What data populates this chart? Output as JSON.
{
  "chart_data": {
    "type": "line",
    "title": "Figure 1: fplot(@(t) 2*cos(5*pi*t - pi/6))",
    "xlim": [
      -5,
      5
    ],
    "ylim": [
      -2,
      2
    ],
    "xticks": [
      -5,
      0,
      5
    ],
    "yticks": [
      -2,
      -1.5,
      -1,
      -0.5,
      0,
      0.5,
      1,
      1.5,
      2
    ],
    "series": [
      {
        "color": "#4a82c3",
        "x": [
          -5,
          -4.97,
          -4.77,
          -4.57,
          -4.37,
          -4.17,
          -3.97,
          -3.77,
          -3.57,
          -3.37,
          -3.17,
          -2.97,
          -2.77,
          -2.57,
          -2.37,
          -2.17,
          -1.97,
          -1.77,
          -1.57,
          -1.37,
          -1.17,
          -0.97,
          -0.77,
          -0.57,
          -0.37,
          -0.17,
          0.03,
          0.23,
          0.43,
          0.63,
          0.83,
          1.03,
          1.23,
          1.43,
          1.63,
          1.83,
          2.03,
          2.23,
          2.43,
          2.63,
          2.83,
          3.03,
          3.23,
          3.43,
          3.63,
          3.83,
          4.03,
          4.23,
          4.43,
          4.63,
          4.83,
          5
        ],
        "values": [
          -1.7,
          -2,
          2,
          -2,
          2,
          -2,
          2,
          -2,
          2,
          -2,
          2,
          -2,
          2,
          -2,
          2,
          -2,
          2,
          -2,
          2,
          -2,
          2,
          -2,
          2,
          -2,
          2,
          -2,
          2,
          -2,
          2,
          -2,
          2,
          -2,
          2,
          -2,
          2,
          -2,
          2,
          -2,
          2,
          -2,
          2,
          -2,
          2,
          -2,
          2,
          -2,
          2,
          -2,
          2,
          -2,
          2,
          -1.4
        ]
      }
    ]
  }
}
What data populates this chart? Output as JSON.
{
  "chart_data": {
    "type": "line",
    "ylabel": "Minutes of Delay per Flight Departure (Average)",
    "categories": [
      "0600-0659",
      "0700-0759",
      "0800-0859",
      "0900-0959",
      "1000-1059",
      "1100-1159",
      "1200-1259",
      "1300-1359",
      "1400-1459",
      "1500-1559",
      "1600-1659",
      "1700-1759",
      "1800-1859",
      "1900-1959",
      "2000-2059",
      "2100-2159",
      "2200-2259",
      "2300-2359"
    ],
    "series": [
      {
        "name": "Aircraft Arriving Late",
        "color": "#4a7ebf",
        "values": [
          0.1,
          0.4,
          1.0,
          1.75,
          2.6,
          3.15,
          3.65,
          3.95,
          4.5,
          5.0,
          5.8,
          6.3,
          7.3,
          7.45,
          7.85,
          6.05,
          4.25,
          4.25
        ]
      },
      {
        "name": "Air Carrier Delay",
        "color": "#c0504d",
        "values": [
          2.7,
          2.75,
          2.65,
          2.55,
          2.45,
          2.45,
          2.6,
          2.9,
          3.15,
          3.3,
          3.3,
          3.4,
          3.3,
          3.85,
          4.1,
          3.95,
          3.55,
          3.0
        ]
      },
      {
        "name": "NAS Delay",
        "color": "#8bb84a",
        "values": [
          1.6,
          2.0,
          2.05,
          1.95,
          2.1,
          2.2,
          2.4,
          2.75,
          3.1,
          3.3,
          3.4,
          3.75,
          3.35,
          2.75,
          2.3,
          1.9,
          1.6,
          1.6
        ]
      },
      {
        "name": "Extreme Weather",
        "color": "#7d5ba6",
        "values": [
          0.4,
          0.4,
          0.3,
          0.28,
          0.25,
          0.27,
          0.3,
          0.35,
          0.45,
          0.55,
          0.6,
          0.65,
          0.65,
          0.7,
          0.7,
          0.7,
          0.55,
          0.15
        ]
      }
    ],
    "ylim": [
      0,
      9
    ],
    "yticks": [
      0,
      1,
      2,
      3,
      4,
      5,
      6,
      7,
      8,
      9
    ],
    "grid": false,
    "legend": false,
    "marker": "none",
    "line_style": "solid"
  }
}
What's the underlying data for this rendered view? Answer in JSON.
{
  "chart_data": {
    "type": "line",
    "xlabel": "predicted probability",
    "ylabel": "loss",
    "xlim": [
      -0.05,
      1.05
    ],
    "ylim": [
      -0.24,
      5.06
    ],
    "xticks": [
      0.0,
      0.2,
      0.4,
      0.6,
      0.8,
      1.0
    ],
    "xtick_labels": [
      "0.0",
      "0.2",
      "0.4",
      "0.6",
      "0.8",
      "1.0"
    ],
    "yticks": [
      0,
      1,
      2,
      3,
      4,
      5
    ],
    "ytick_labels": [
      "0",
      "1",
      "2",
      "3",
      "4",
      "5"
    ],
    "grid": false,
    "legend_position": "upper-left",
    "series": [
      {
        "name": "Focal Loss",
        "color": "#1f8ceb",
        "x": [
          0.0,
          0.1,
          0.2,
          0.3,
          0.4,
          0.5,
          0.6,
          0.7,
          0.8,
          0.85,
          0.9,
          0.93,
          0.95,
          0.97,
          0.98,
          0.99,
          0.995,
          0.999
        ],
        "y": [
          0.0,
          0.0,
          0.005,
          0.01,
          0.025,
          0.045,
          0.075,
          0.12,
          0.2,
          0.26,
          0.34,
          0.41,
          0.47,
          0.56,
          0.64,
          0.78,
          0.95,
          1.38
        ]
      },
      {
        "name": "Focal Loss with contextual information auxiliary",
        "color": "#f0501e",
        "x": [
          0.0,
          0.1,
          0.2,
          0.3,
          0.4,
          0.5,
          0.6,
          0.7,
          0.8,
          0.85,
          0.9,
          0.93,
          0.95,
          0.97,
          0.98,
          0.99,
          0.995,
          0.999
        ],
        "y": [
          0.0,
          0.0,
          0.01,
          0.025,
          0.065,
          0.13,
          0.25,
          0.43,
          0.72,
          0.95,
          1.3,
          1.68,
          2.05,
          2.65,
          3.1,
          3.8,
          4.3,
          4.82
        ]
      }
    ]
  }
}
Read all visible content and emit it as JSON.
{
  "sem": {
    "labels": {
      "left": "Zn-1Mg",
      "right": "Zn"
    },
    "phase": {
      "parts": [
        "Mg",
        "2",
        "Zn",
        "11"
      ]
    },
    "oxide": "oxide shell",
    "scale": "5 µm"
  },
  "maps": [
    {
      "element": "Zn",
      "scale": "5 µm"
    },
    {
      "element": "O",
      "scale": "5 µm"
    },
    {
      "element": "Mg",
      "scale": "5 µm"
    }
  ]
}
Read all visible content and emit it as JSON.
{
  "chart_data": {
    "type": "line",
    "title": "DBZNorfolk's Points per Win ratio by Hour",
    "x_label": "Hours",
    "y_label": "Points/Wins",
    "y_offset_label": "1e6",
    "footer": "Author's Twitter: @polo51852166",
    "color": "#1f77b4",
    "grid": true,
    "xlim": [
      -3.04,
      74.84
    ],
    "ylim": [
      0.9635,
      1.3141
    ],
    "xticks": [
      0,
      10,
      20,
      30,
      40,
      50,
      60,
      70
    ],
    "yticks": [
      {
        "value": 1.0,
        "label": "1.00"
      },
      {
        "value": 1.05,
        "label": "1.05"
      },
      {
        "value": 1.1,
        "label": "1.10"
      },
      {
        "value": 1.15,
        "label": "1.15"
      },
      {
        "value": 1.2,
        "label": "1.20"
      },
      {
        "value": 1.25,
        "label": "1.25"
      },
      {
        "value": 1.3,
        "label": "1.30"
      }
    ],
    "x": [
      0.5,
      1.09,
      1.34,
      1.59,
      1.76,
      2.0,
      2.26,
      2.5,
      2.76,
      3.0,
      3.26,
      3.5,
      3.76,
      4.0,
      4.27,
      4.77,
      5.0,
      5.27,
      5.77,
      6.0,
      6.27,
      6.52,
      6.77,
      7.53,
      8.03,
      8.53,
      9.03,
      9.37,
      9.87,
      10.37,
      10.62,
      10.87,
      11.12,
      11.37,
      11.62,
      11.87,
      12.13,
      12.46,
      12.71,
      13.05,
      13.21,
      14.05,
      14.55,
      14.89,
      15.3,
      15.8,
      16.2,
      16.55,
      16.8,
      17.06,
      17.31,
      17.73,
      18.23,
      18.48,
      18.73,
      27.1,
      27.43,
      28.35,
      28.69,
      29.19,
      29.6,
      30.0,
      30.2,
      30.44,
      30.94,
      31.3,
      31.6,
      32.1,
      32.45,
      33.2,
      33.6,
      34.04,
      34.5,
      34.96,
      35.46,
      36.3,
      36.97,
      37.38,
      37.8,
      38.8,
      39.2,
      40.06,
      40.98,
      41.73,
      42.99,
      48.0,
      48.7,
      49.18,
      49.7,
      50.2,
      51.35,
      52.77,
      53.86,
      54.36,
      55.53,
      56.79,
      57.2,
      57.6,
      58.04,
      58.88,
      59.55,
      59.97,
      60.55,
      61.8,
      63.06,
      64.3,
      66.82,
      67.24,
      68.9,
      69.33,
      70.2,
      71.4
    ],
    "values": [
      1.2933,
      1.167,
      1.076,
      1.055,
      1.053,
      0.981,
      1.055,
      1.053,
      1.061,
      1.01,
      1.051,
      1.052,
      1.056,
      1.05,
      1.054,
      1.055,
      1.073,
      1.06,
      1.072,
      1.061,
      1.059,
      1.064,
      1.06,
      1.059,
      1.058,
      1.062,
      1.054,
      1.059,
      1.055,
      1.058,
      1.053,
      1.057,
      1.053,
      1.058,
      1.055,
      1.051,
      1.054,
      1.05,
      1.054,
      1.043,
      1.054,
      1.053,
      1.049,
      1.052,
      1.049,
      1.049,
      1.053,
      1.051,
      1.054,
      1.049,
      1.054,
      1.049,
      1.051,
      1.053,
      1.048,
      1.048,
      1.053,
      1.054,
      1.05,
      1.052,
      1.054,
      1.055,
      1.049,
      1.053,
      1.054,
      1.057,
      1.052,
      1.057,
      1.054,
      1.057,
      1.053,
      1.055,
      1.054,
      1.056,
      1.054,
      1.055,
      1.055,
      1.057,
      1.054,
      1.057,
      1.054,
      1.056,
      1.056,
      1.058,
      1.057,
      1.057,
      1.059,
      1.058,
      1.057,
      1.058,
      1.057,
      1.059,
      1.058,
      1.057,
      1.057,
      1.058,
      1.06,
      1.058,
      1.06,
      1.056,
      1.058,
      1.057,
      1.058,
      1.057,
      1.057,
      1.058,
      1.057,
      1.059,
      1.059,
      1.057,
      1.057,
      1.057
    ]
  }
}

■ ■ ■ ■ ■

◆ **Required work**: Report only how many lines in the entries contain "Delay".

◆ **Output**: 3